» **YOUR OBJECTIVE**: Look through the material below. Copy each line that contains the string "результатам".

══ RECORDS PROVIDED ══

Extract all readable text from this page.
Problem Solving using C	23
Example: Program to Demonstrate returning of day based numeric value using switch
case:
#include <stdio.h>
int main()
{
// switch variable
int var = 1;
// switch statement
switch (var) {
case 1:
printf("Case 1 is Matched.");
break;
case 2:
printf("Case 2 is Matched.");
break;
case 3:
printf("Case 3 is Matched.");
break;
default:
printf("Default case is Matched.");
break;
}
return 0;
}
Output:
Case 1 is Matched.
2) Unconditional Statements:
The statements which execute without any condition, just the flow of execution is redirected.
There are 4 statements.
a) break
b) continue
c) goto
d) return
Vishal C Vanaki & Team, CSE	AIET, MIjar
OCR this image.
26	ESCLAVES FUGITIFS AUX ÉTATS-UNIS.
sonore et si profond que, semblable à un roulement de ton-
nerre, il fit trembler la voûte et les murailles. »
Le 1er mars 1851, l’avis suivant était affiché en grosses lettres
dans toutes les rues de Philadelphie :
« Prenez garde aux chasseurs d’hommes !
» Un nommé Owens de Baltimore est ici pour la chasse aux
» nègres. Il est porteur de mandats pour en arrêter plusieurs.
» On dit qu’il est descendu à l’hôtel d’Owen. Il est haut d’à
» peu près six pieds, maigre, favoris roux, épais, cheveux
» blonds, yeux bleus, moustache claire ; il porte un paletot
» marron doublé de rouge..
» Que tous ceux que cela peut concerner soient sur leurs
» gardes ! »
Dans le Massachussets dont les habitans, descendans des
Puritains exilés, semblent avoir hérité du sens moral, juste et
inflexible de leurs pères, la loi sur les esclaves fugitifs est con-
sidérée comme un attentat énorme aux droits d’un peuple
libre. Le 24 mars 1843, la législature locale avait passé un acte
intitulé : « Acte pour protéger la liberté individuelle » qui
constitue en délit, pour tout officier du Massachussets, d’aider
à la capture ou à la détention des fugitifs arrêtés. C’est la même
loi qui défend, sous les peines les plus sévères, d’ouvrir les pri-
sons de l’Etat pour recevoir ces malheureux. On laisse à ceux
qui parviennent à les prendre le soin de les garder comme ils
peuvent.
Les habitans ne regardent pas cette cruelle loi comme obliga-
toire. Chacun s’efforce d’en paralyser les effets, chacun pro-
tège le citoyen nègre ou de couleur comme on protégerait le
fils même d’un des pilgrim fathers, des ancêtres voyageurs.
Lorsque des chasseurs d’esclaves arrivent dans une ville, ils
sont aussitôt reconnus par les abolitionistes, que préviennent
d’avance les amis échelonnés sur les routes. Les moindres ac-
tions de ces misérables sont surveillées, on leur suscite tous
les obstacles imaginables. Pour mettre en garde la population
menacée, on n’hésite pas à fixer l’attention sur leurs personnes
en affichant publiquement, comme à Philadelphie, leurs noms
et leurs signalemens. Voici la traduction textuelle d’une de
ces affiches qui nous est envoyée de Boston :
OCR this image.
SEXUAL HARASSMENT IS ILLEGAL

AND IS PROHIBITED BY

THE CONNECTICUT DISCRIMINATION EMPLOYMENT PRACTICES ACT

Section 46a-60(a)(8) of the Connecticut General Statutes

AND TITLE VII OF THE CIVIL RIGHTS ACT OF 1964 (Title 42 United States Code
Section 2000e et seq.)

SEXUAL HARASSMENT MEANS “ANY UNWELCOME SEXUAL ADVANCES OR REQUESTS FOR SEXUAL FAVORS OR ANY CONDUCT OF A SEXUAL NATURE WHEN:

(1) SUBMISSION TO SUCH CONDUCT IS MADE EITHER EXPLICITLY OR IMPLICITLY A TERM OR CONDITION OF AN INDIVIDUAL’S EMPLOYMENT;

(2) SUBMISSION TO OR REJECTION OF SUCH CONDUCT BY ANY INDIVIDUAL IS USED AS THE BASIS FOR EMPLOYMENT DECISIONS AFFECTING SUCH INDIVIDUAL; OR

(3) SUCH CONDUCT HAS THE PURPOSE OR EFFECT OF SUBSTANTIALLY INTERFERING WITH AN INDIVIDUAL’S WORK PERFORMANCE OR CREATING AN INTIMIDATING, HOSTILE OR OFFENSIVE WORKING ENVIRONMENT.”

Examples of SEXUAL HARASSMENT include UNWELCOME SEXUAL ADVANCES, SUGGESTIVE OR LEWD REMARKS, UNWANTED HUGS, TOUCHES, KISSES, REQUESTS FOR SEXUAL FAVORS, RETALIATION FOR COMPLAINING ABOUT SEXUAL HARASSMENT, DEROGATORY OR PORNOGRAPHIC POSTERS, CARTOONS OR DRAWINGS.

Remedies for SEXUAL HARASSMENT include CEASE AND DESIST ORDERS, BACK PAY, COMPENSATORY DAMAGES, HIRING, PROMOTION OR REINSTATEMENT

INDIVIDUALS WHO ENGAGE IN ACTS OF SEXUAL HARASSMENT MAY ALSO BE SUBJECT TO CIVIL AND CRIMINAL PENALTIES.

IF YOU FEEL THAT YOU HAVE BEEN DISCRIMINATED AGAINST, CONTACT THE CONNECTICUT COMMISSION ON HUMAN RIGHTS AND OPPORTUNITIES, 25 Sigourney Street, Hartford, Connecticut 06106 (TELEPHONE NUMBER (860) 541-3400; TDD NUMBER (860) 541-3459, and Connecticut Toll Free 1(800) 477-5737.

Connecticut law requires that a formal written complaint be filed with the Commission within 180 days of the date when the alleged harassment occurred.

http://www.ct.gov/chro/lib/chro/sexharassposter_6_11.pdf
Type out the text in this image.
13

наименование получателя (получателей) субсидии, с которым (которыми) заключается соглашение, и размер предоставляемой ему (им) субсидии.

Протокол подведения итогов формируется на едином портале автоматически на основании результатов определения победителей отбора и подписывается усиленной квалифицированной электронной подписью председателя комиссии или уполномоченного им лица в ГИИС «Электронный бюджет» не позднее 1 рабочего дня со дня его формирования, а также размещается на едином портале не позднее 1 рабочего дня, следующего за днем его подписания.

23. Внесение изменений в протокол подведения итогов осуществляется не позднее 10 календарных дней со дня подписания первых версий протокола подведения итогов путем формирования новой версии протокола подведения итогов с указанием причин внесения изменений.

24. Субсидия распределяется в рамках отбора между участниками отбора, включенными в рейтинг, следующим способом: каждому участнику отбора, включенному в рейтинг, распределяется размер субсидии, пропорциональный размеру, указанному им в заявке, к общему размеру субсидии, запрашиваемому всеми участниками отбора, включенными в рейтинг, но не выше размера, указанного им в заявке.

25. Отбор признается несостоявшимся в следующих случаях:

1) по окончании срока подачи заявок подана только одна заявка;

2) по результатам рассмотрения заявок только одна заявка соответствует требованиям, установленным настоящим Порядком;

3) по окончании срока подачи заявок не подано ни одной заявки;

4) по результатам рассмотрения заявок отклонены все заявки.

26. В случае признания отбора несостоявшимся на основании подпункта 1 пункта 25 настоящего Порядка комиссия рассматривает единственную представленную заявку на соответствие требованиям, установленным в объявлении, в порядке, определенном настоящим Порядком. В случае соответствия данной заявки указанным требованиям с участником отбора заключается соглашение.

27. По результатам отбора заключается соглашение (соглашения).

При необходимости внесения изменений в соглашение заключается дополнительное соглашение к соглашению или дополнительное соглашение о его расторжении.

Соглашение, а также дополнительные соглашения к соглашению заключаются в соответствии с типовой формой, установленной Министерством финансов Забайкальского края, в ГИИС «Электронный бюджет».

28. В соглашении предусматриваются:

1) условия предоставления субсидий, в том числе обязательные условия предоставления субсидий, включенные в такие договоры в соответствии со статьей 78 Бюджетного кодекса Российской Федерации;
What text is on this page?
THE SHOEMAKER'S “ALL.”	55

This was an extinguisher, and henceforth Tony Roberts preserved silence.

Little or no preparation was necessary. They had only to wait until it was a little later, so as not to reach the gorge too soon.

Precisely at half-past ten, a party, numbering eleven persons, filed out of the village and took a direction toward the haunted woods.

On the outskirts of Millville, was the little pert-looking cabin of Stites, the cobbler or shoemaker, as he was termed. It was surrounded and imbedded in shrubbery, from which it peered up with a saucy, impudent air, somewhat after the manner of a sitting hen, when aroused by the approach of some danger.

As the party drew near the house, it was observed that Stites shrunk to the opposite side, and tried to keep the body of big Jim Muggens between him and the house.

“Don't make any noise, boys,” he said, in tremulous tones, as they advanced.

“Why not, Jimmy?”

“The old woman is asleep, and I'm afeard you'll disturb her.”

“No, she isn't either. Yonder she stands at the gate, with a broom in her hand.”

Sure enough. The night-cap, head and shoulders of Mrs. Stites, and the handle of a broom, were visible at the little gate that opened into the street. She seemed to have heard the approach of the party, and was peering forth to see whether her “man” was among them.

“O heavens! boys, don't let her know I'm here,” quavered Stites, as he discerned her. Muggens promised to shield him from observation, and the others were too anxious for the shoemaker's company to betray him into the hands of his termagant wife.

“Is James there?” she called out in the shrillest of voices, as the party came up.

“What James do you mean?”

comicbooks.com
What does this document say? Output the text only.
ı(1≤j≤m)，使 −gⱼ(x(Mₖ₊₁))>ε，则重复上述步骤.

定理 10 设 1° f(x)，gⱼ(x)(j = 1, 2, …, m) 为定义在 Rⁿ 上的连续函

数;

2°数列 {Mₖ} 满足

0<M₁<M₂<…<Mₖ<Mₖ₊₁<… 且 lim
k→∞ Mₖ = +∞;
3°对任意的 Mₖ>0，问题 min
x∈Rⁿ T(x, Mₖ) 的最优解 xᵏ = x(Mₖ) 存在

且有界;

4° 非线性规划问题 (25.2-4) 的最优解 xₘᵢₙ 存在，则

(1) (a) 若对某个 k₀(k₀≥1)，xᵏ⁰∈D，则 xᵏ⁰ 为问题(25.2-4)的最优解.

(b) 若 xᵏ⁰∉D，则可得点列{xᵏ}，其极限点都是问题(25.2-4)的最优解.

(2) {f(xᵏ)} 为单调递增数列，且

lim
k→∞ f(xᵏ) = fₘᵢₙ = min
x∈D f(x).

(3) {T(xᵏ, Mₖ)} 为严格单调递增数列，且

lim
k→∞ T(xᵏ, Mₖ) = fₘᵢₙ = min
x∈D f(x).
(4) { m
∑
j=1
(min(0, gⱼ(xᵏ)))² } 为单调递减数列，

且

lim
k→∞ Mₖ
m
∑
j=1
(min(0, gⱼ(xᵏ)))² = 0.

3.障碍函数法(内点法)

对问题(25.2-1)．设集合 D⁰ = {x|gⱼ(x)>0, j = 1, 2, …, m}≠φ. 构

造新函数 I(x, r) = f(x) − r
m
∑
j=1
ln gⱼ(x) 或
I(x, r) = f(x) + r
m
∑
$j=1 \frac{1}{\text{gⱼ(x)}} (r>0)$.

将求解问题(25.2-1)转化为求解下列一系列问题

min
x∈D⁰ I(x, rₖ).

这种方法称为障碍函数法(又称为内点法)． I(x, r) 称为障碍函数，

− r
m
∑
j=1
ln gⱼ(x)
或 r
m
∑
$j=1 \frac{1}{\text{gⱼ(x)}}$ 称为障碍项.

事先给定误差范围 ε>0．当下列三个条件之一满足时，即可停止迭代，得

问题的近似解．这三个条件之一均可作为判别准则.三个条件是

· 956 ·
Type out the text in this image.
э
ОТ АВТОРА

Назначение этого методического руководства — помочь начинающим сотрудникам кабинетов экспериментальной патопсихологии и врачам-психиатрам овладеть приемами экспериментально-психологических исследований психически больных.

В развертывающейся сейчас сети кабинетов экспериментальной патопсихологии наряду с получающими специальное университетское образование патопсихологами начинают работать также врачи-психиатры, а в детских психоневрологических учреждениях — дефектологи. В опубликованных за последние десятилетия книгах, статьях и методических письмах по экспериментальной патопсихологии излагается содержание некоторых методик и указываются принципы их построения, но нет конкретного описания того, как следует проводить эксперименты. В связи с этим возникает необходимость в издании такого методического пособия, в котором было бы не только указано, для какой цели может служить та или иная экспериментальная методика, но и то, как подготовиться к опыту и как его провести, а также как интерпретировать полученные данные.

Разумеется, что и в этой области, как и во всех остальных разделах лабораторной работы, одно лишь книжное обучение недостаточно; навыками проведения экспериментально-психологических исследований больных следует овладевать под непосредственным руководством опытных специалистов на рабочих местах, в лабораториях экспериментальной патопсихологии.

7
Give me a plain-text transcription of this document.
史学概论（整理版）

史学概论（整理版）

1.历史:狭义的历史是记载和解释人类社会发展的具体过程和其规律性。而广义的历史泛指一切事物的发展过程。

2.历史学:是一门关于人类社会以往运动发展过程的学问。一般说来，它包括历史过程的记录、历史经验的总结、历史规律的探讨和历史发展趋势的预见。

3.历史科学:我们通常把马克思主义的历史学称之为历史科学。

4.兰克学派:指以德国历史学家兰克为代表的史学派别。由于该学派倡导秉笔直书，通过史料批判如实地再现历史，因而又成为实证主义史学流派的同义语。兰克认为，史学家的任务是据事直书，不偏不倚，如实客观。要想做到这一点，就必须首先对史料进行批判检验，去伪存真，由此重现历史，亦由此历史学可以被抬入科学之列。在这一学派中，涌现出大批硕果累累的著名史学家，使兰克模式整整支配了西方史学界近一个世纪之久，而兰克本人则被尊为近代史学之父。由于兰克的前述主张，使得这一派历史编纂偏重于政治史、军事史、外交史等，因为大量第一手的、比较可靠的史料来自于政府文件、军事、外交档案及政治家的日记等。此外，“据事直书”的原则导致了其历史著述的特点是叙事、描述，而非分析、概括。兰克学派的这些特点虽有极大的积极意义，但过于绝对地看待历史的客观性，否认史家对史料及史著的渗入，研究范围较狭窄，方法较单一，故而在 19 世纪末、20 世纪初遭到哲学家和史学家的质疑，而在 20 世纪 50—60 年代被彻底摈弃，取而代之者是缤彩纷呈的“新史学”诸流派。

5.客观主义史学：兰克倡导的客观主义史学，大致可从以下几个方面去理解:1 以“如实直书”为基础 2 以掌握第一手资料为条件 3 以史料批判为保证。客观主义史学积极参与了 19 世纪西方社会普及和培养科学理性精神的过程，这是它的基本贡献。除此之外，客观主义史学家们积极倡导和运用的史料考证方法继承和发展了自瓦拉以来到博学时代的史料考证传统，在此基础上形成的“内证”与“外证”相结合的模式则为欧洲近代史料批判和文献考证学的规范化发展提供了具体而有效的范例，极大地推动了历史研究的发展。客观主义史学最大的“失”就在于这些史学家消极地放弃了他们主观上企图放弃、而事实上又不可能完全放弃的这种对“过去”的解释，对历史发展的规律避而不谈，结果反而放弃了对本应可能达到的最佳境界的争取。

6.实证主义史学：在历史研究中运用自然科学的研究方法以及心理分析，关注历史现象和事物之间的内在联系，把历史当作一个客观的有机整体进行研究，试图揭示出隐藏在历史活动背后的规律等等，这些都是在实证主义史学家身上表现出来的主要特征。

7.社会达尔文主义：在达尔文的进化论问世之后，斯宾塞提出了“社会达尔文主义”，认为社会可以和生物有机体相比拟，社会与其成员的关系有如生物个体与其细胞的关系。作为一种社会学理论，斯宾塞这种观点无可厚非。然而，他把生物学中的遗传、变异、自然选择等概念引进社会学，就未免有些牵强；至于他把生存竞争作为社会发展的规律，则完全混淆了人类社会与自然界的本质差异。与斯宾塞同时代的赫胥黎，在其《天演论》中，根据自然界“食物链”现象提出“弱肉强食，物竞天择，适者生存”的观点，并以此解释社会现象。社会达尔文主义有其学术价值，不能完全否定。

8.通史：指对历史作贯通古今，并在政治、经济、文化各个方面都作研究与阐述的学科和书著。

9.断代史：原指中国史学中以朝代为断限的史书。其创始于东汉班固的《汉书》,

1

═══

» **ANSWER TO THIS PROBLEM**:
2) по результатам рассмотрения заявок только одна заявка соответствует требованиям, установленным настоящим Порядком;
4) по результатам рассмотрения заявок отклонены все заявки.
27. По результатам отбора заключается соглашение (соглашения).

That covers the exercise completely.